[Figure collection entries]

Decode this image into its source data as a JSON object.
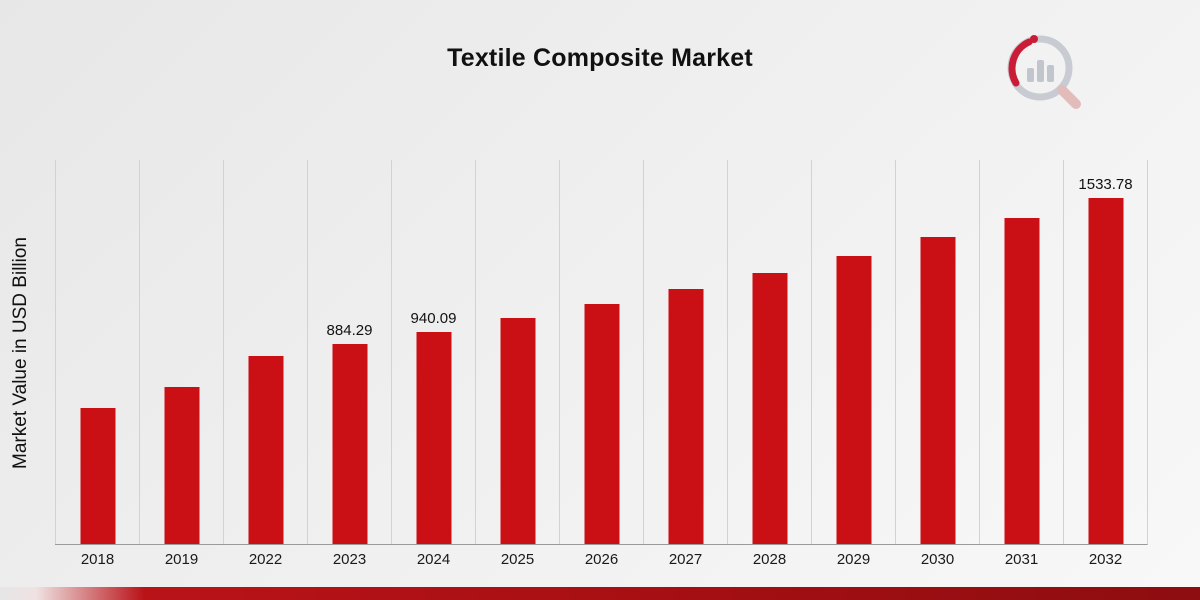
{
  "header": {
    "title": "Textile Composite Market"
  },
  "axes": {
    "y_label": "Market Value in USD Billion"
  },
  "logo": {
    "name": "market-research-logo",
    "accent_color": "#c8102e",
    "gray_color": "#c3c7ce"
  },
  "chart_data": {
    "type": "bar",
    "title": "Textile Composite Market",
    "ylabel": "Market Value in USD Billion",
    "xlabel": "",
    "categories": [
      "2018",
      "2019",
      "2022",
      "2023",
      "2024",
      "2025",
      "2026",
      "2027",
      "2028",
      "2029",
      "2030",
      "2031",
      "2032"
    ],
    "values": [
      603,
      695,
      832,
      884.29,
      940.09,
      999.4,
      1062.5,
      1129.5,
      1200.8,
      1276.6,
      1357.1,
      1442.8,
      1533.78
    ],
    "data_labels": {
      "2023": "884.29",
      "2024": "940.09",
      "2032": "1533.78"
    },
    "ylim": [
      0,
      1700
    ],
    "bar_color": "#cb1015",
    "grid": "vertical",
    "legend": "none"
  }
}
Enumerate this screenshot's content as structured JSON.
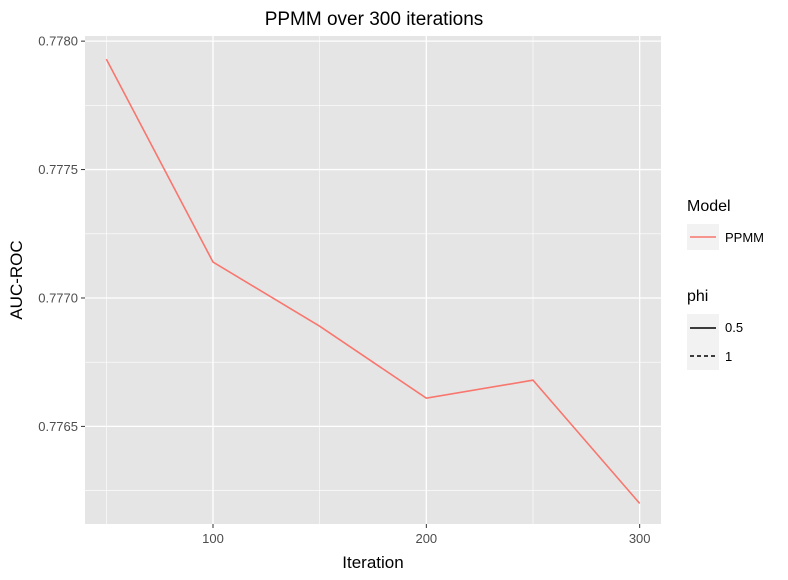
{
  "chart_data": {
    "type": "line",
    "title": "PPMM over 300 iterations",
    "xlabel": "Iteration",
    "ylabel": "AUC-ROC",
    "x": [
      50,
      100,
      150,
      200,
      250,
      300
    ],
    "series": [
      {
        "name": "PPMM",
        "phi": "0.5",
        "color": "#f8766d",
        "values": [
          0.77793,
          0.77714,
          0.77689,
          0.77661,
          0.77668,
          0.7762
        ]
      }
    ],
    "xlim": [
      40,
      310
    ],
    "ylim": [
      0.77612,
      0.77802
    ],
    "xticks": [
      100,
      200,
      300
    ],
    "xtick_labels": [
      "100",
      "200",
      "300"
    ],
    "yticks": [
      0.7765,
      0.777,
      0.7775,
      0.778
    ],
    "ytick_labels": [
      "0.7765",
      "0.7770",
      "0.7775",
      "0.7780"
    ],
    "grid": true,
    "legend_placement": "right",
    "legends": [
      {
        "title": "Model",
        "items": [
          {
            "label": "PPMM",
            "color": "#f8766d",
            "style": "solid"
          }
        ]
      },
      {
        "title": "phi",
        "items": [
          {
            "label": "0.5",
            "color": "#000000",
            "style": "solid"
          },
          {
            "label": "1",
            "color": "#000000",
            "style": "dashed"
          }
        ]
      }
    ],
    "colors": {
      "panel": "#e5e5e5",
      "grid": "#ffffff",
      "line": "#f8766d"
    }
  }
}
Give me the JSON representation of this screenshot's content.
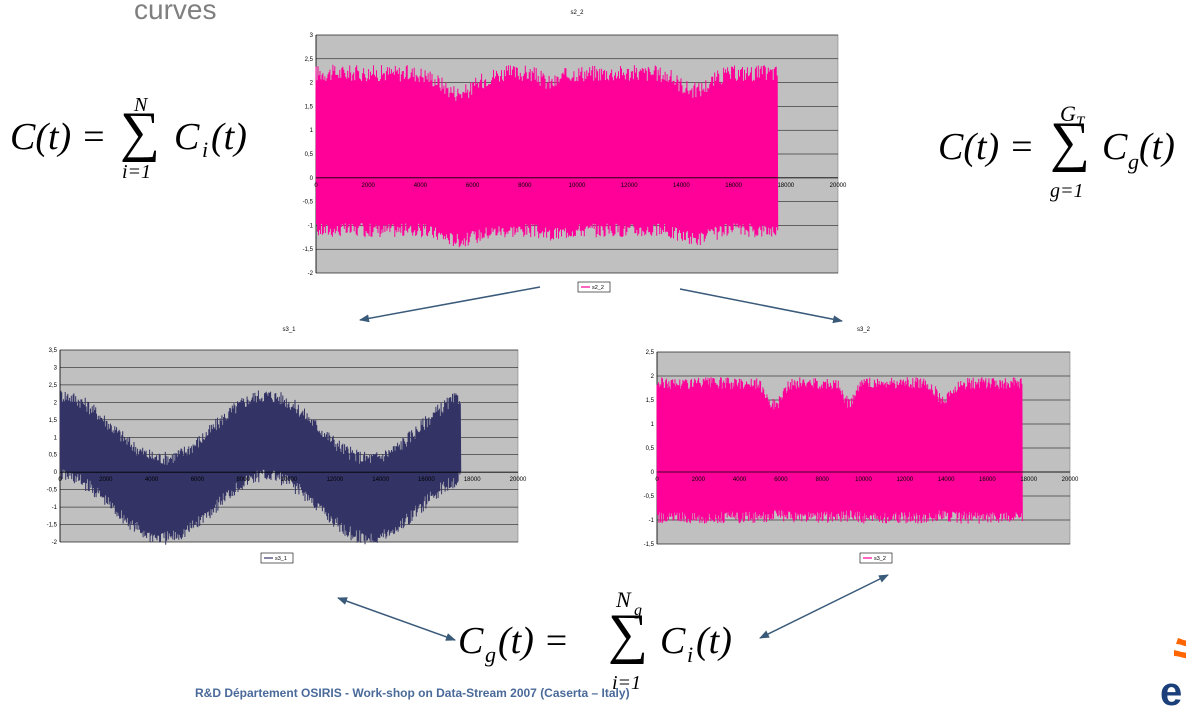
{
  "slide": {
    "heading": "curves",
    "footer": "R&D Département OSIRIS - Work-shop on Data-Stream 2007 (Caserta – Italy)",
    "logo_letter": "e"
  },
  "formulas": {
    "left": {
      "lhs": "C(t) = ",
      "sum": "∑",
      "top": "N",
      "bottom": "i=1",
      "term": "C",
      "term_sub": "i",
      "term_tail": "(t)"
    },
    "right": {
      "lhs": "C(t) = ",
      "sum": "∑",
      "top": "G",
      "top_sub": "T",
      "bottom": "g=1",
      "term": "C",
      "term_sub": "g",
      "term_tail": "(t)"
    },
    "bottom": {
      "lhs": "C",
      "lhs_sub": "g",
      "lhs_tail": "(t) = ",
      "sum": "∑",
      "top": "N",
      "top_sub": "g",
      "bottom": "i=1",
      "term": "C",
      "term_sub": "i",
      "term_tail": "(t)"
    }
  },
  "colors": {
    "plot_bg": "#c0c0c0",
    "series_pink": "#ff0099",
    "series_navy": "#333366",
    "arrow": "#3a5a7a",
    "grid": "#000000"
  },
  "chart_data": [
    {
      "type": "line",
      "title": "s2_2",
      "series": [
        {
          "name": "s2_2",
          "pattern": "dense oscillation, ~±1.8 around 0.5, envelope dips near 5500, 9000 and 14500"
        }
      ],
      "x_ticks": [
        "0",
        "2000",
        "4000",
        "6000",
        "8000",
        "10000",
        "12000",
        "14000",
        "16000",
        "18000",
        "20000"
      ],
      "y_ticks": [
        "3",
        "2,5",
        "2",
        "1,5",
        "1",
        "0,5",
        "0",
        "-0,5",
        "-1",
        "-1,5",
        "-2"
      ],
      "xlim": [
        0,
        20000
      ],
      "ylim": [
        -2,
        3
      ],
      "x_end": 17700,
      "grid": true,
      "legend": "bottom"
    },
    {
      "type": "line",
      "title": "s3_1",
      "series": [
        {
          "name": "s3_1",
          "pattern": "oscillation with slow wave: high near 0, low near 5500, high near 9000, low near 14000, high near 17500"
        }
      ],
      "x_ticks": [
        "0",
        "2000",
        "4000",
        "6000",
        "8000",
        "10000",
        "12000",
        "14000",
        "16000",
        "18000",
        "20000"
      ],
      "y_ticks": [
        "3,5",
        "3",
        "2,5",
        "2",
        "1,5",
        "1",
        "0,5",
        "0",
        "-0,5",
        "-1",
        "-1,5",
        "-2"
      ],
      "xlim": [
        0,
        20000
      ],
      "ylim": [
        -2,
        3.5
      ],
      "x_end": 17500,
      "grid": true,
      "legend": "bottom"
    },
    {
      "type": "line",
      "title": "s3_2",
      "series": [
        {
          "name": "s3_2",
          "pattern": "dense oscillation between about -1.1 and 2, narrower bands near 5700, 9300 and 13900"
        }
      ],
      "x_ticks": [
        "0",
        "2000",
        "4000",
        "6000",
        "8000",
        "10000",
        "12000",
        "14000",
        "16000",
        "18000",
        "20000"
      ],
      "y_ticks": [
        "2,5",
        "2",
        "1,5",
        "1",
        "0,5",
        "0",
        "-0,5",
        "-1",
        "-1,5"
      ],
      "xlim": [
        0,
        20000
      ],
      "ylim": [
        -1.5,
        2.5
      ],
      "x_end": 17700,
      "grid": true,
      "legend": "bottom"
    }
  ]
}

What is being asked: Go through the records. Copy each line where "ylabel" appears.

Expected output:
    "ylabel": "Market Value in USD Billion",
    "ylabel": "AUC-ROC",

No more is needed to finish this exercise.